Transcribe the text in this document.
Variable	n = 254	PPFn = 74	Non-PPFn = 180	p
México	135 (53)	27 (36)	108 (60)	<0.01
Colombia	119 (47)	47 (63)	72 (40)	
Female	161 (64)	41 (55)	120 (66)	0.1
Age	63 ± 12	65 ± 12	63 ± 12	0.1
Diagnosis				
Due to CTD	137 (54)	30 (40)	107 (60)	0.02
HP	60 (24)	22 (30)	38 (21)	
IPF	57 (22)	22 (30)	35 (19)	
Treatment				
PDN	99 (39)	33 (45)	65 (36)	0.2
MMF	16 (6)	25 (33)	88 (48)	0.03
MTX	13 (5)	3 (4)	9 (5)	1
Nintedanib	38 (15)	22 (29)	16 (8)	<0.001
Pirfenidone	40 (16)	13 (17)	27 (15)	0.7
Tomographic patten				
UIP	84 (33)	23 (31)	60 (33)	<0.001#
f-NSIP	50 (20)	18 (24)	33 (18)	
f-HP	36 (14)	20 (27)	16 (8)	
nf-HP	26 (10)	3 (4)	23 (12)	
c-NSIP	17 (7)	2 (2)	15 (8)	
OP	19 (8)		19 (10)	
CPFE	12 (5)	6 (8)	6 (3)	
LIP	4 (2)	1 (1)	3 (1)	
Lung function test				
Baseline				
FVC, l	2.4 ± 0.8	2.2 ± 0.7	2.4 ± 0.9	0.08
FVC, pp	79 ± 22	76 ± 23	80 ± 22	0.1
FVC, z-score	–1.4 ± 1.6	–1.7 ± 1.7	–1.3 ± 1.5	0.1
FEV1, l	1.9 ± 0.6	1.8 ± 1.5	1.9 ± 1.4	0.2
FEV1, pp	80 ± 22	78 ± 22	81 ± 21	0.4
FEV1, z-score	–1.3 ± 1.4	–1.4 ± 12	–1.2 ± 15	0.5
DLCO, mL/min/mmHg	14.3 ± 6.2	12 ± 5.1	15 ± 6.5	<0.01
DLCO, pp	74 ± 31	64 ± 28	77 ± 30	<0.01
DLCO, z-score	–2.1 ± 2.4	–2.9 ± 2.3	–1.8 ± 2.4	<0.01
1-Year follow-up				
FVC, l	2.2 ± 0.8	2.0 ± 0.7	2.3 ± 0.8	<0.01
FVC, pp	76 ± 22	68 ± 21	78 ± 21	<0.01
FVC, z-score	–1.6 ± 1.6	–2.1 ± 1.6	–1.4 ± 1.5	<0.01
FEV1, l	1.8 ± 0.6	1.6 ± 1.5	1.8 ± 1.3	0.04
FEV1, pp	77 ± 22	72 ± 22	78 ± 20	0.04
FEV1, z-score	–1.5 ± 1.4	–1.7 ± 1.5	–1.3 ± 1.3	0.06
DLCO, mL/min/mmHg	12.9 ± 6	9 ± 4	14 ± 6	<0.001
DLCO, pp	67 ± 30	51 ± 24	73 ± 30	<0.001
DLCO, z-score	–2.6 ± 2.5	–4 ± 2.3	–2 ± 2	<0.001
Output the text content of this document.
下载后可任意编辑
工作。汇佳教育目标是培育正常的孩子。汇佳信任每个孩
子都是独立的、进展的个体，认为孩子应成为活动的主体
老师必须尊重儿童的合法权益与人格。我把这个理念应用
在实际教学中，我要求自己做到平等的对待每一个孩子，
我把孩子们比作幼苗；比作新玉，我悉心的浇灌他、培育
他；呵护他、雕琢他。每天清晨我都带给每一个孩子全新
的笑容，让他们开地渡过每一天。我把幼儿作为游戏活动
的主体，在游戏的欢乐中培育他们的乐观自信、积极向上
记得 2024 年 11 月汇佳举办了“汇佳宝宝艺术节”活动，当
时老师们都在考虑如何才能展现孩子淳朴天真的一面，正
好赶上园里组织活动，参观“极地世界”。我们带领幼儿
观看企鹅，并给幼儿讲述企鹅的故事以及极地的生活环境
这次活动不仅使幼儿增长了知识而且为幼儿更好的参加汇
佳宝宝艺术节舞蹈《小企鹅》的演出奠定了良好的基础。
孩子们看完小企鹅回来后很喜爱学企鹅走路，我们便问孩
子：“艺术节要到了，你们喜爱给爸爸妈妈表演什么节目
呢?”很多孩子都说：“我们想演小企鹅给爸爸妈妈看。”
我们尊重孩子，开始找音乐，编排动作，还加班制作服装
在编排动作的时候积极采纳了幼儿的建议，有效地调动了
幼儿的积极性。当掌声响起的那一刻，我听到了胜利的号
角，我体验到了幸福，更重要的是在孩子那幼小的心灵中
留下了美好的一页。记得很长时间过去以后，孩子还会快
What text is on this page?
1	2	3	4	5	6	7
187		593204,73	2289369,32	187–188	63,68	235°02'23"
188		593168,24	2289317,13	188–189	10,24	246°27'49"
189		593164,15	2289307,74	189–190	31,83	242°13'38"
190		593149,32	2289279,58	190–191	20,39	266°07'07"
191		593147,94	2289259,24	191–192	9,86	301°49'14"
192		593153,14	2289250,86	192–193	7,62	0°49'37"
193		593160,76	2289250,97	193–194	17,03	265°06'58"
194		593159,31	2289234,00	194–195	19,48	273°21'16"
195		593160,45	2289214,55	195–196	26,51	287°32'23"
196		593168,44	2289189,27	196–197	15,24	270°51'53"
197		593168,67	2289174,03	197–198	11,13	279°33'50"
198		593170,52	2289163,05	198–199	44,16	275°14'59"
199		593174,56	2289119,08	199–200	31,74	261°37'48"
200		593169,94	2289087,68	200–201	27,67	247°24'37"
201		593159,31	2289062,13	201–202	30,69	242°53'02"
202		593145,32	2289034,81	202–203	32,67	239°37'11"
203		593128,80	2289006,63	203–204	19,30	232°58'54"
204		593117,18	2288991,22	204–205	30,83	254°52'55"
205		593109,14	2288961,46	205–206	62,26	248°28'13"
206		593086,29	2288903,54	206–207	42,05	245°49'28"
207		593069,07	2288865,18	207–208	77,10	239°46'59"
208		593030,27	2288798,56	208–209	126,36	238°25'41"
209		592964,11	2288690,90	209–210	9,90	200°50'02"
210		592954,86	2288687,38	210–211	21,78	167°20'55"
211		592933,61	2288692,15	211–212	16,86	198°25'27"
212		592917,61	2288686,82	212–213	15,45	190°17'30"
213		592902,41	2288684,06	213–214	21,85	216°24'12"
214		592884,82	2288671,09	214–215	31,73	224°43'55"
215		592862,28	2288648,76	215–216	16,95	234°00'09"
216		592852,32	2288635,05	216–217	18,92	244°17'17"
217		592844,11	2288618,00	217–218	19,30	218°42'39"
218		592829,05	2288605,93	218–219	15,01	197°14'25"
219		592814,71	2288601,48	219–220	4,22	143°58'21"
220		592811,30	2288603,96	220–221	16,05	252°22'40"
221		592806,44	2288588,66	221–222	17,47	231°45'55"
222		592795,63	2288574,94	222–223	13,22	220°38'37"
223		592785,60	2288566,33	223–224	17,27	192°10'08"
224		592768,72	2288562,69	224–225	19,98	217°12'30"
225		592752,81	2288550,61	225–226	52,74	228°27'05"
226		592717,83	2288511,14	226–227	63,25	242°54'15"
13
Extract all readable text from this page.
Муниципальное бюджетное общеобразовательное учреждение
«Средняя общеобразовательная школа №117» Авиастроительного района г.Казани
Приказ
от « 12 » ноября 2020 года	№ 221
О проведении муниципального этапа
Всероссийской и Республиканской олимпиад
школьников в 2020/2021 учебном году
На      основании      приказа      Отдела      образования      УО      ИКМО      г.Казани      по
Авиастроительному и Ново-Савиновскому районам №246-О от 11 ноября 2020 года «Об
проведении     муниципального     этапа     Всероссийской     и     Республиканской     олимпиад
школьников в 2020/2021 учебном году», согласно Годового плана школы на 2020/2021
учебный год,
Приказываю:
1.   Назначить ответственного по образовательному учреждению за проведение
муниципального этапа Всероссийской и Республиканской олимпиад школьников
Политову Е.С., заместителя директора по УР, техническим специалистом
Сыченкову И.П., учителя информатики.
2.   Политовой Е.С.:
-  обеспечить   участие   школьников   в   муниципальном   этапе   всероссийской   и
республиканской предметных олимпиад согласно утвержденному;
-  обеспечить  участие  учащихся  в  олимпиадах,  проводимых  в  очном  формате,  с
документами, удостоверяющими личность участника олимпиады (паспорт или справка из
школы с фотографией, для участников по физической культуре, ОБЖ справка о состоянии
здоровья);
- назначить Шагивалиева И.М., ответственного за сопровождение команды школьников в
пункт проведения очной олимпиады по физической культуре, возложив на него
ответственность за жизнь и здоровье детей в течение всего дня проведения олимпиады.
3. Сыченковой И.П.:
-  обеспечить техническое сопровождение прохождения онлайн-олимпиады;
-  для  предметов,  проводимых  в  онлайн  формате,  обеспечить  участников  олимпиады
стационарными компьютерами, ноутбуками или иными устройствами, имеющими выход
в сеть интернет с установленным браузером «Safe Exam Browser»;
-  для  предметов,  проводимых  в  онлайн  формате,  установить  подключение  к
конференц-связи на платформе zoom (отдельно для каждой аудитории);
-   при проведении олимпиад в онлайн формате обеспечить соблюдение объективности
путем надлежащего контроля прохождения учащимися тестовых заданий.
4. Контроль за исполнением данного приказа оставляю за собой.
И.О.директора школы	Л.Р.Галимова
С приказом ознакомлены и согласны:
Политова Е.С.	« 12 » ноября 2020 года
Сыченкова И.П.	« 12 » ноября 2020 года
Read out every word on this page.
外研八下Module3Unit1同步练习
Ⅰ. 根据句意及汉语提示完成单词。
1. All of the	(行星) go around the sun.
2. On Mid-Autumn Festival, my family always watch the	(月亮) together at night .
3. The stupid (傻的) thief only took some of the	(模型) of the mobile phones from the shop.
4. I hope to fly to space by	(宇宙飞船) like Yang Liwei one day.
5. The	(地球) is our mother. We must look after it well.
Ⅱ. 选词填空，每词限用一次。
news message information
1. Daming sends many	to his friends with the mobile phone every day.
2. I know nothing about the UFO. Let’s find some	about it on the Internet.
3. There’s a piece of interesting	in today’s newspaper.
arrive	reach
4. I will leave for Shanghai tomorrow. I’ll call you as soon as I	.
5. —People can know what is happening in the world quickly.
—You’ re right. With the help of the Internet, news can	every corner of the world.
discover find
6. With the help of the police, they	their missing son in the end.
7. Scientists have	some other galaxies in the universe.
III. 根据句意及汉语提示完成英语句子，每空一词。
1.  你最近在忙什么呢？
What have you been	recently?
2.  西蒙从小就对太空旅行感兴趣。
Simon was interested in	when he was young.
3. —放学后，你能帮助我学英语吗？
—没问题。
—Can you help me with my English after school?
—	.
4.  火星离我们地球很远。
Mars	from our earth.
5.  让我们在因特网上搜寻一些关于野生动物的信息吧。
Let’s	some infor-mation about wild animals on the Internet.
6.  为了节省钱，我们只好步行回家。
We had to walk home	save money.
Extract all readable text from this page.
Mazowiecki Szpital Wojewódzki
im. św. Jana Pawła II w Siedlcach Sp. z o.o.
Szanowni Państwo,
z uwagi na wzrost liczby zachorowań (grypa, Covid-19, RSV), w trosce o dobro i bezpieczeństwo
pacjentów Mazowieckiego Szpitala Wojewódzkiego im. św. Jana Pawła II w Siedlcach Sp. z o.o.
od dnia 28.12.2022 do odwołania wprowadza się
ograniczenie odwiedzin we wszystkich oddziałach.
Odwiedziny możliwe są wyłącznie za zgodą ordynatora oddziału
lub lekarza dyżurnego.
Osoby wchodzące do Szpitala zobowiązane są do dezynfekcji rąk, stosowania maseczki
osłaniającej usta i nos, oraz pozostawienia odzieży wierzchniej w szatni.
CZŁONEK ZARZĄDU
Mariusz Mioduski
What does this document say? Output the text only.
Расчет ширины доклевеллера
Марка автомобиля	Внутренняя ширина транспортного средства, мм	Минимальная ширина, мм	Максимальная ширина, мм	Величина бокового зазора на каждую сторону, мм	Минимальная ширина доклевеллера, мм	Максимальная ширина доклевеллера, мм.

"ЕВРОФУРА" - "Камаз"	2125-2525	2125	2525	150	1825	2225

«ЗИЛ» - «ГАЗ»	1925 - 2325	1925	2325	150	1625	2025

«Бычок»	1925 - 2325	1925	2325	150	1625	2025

● PROBLEM STATEMENT: Report how many lines of the data contain the word "have", using the number alone.

● IN RESPONSE: 2